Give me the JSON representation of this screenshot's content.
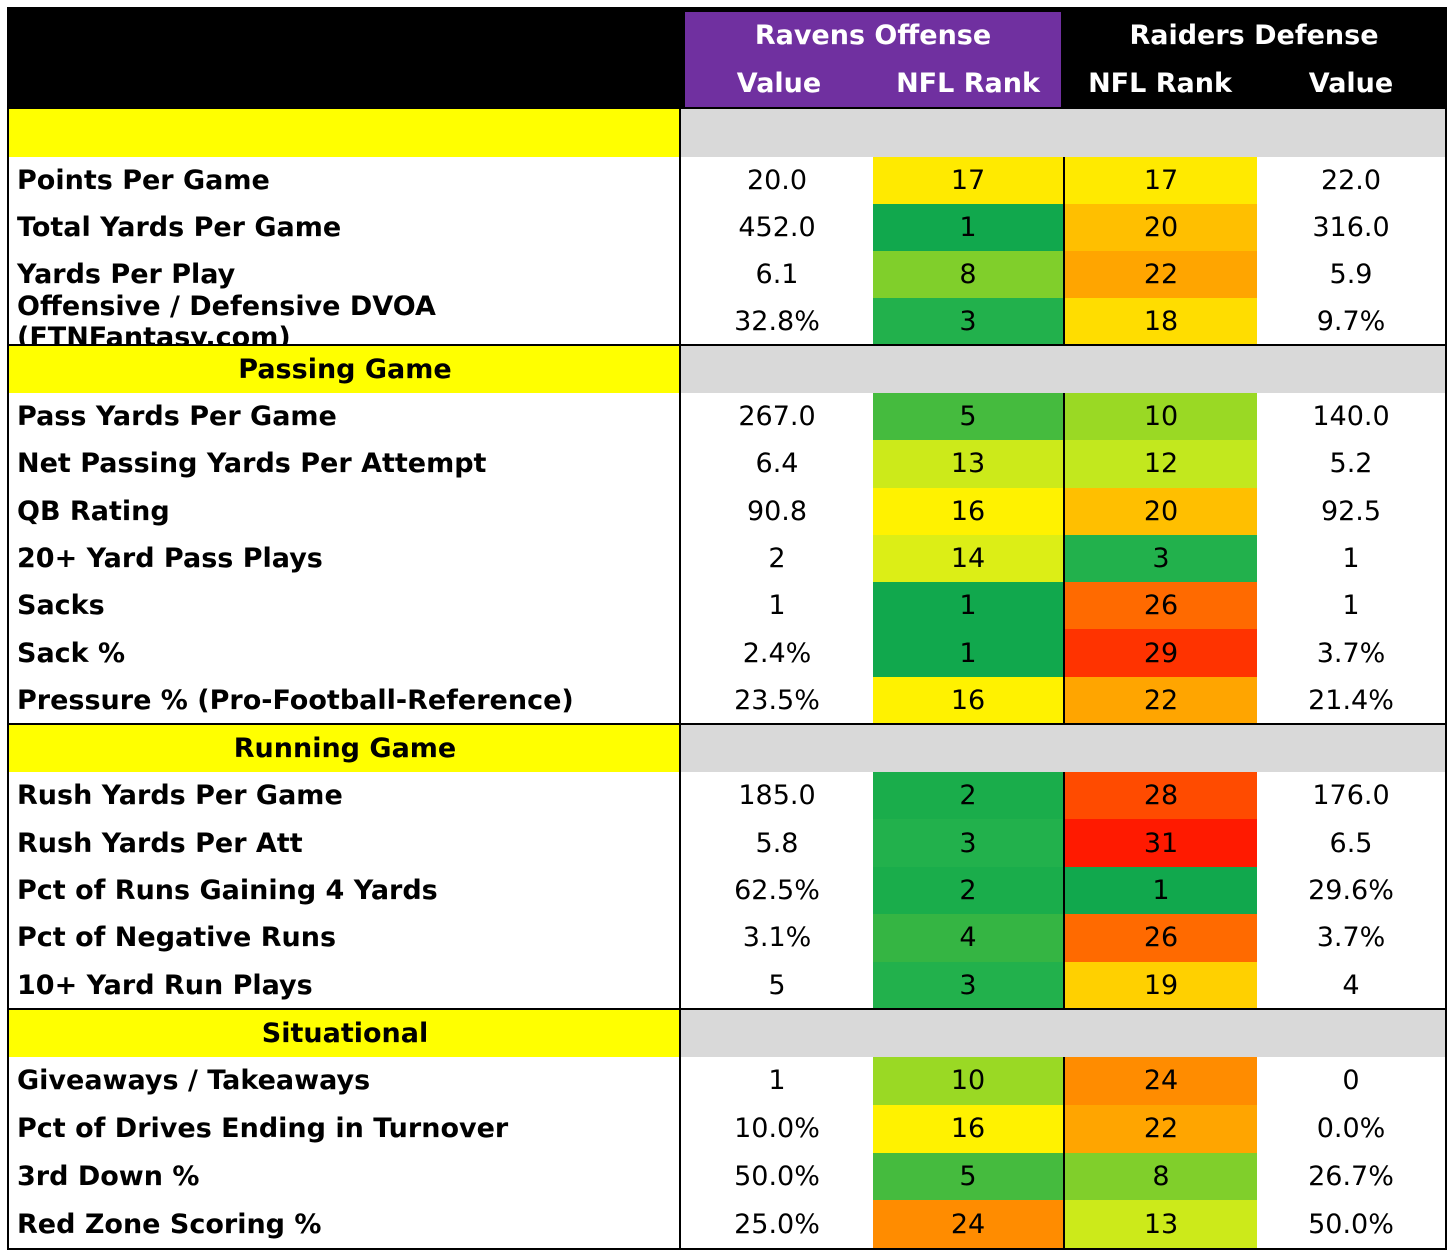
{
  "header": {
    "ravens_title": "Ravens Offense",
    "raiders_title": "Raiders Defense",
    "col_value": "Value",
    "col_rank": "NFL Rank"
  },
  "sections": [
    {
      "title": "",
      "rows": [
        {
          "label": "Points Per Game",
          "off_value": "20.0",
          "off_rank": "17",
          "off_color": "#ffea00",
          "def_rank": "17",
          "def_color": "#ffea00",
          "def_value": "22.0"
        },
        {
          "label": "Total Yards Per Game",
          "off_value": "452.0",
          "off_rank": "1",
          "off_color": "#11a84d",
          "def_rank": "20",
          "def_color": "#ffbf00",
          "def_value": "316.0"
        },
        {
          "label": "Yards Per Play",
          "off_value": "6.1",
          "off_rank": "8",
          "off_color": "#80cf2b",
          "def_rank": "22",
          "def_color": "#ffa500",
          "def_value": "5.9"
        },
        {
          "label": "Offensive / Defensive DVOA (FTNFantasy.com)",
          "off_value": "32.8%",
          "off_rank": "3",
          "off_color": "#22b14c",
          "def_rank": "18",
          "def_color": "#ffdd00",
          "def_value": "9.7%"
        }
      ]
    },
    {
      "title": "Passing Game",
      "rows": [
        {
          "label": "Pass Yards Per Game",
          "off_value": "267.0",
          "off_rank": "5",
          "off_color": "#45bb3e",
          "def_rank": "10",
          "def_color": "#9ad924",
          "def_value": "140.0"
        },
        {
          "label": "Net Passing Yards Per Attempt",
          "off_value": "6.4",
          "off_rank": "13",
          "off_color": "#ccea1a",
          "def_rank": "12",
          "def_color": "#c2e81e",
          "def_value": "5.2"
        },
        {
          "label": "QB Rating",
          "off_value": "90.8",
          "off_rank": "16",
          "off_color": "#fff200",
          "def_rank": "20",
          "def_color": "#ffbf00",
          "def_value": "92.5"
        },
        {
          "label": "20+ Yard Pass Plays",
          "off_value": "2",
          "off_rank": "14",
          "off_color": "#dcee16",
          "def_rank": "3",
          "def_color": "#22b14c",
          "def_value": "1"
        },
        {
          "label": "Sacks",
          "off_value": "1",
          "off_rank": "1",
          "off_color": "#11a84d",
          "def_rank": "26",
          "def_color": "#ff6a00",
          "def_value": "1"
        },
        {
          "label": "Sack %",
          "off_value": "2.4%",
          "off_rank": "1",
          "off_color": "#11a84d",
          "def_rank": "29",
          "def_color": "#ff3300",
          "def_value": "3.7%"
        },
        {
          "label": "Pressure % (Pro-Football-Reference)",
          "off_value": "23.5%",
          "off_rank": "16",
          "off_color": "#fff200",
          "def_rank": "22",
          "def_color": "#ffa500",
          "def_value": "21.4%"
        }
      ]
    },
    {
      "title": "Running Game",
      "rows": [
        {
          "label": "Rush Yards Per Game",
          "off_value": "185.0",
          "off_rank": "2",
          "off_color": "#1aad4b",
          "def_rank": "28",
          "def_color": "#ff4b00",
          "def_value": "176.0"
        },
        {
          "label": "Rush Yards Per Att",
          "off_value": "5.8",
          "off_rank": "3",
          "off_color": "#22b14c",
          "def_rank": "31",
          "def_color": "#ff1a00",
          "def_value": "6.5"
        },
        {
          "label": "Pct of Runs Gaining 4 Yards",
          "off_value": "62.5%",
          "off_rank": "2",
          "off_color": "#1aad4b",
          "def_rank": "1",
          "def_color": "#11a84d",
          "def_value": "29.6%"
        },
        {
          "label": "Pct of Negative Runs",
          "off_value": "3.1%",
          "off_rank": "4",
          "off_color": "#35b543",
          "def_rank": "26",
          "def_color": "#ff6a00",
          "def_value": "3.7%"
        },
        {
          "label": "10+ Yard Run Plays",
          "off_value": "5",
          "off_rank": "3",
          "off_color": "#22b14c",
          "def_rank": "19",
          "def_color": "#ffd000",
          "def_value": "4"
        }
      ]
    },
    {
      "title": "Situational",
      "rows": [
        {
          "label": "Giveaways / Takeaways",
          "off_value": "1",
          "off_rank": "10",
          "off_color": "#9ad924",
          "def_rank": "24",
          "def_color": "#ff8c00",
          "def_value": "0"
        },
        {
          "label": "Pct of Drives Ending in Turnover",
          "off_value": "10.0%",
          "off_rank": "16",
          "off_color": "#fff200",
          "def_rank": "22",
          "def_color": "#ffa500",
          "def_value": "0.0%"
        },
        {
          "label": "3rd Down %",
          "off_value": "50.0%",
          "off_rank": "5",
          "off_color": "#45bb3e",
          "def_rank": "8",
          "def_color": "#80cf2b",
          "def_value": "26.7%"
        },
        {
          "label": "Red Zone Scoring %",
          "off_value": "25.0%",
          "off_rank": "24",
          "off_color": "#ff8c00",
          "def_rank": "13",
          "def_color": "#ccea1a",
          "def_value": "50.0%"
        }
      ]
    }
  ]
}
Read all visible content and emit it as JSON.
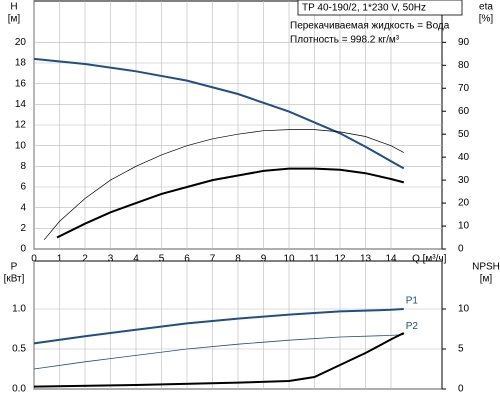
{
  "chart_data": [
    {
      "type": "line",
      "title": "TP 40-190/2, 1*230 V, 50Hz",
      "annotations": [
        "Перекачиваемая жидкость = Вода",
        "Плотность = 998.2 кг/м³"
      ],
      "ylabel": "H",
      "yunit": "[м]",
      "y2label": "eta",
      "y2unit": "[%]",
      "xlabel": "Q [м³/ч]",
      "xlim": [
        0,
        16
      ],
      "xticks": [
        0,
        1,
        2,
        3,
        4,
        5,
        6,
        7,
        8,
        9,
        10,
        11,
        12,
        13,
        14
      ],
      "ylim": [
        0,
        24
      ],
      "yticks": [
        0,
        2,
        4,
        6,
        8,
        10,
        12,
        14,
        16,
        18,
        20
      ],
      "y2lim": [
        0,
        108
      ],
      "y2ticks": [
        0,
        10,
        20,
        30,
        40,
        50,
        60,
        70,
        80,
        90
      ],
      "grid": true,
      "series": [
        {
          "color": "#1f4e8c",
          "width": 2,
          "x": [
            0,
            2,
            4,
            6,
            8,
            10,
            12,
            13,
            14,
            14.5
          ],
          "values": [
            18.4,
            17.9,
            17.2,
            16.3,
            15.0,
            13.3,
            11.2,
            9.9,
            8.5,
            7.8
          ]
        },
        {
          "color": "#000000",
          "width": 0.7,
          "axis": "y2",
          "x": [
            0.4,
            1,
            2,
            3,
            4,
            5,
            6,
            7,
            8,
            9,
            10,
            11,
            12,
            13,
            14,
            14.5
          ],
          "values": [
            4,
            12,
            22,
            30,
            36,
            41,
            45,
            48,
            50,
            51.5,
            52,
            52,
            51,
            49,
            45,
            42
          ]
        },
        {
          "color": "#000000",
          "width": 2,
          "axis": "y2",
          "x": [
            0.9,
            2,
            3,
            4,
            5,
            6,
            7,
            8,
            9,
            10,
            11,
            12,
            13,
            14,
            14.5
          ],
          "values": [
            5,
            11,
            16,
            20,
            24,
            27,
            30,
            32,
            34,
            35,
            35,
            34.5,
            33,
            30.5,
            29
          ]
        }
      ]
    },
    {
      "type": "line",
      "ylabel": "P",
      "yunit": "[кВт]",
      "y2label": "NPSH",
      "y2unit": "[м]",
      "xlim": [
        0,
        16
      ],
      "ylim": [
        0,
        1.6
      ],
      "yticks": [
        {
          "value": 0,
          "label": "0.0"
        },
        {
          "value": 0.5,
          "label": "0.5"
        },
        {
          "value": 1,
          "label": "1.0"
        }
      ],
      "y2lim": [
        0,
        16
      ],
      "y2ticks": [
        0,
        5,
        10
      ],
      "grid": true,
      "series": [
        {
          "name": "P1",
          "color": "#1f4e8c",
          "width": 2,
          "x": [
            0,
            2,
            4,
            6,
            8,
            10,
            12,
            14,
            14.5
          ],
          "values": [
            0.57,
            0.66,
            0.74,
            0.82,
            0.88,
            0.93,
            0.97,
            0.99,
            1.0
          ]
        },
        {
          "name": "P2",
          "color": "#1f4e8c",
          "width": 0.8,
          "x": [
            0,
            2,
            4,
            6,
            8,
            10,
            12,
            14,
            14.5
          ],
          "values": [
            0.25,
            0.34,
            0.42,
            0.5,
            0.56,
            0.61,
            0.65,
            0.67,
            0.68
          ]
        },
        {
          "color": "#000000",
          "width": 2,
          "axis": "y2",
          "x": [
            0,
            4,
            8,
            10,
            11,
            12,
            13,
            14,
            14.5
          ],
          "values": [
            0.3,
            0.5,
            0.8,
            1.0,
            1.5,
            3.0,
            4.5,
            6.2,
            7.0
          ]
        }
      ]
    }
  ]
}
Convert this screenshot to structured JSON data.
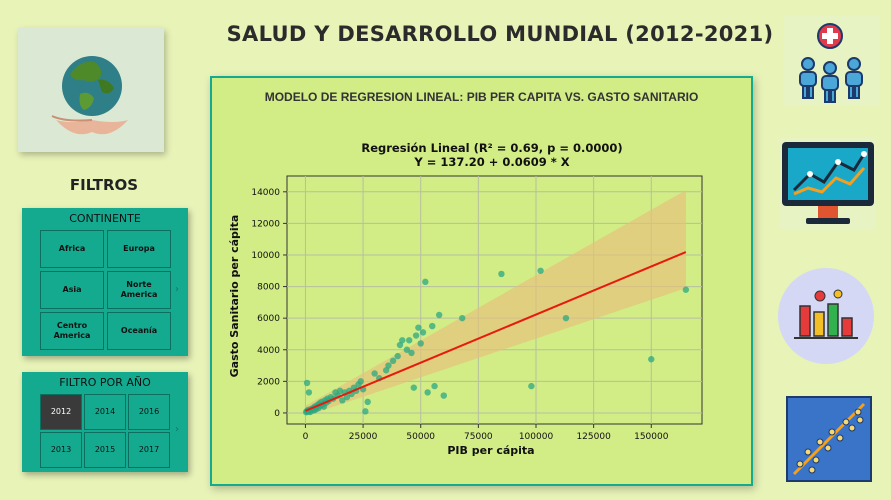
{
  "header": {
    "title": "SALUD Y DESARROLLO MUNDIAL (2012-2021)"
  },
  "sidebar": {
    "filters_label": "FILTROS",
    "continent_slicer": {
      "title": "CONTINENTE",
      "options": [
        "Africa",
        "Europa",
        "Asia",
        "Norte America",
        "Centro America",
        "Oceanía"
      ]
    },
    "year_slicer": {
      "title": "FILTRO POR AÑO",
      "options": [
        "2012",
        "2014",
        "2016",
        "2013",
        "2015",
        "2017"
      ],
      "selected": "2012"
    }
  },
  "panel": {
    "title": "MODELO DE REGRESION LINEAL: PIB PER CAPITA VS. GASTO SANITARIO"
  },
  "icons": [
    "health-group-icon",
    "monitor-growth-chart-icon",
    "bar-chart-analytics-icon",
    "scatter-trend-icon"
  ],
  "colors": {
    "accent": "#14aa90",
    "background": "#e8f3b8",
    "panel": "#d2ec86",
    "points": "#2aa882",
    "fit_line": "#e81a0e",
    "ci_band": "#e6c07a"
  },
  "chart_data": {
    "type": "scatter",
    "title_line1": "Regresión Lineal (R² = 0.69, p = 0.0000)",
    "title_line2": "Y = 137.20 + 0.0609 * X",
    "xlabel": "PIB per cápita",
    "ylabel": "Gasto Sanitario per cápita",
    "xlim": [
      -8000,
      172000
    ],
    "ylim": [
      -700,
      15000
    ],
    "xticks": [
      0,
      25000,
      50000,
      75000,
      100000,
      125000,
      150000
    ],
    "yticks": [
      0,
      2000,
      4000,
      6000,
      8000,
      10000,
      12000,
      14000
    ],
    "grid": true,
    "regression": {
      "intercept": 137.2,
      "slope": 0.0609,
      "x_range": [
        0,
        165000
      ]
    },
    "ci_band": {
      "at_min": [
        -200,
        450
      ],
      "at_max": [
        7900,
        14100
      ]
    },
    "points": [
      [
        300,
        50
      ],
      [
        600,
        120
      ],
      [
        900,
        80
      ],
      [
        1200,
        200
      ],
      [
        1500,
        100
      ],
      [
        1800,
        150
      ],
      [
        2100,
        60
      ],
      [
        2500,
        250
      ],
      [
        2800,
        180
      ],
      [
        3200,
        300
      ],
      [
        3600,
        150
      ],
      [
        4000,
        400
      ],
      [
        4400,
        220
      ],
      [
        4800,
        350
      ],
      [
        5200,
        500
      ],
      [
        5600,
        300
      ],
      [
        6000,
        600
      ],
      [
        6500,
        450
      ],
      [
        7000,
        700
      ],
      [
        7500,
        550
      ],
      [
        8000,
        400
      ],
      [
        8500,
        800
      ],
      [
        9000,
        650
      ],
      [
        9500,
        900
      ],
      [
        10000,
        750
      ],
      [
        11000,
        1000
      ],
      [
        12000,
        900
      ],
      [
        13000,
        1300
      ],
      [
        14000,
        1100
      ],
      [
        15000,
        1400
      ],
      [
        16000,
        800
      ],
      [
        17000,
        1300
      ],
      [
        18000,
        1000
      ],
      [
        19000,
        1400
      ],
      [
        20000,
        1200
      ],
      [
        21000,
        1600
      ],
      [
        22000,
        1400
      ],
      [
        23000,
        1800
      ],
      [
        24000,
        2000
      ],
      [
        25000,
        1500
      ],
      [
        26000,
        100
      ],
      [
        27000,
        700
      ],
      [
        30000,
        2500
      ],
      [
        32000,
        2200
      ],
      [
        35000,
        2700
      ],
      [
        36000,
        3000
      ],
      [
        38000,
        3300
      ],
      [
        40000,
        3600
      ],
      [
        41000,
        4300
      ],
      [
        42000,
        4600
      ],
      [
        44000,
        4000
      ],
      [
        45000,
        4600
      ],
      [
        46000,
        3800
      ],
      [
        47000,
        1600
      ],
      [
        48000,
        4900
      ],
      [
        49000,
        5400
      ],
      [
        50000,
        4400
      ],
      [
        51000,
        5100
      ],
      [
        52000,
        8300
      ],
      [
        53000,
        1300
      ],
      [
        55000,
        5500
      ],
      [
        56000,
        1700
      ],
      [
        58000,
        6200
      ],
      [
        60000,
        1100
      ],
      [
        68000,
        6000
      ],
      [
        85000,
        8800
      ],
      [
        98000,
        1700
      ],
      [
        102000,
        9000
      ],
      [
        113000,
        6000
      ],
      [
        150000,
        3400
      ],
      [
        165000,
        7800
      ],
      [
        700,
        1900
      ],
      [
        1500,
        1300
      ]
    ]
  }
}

* * * *

◆ WORK TO COMPLETE: Work out how many lines in the records above contain the word "content", and give only that number.

◆ EXPECTED ANSWER: 2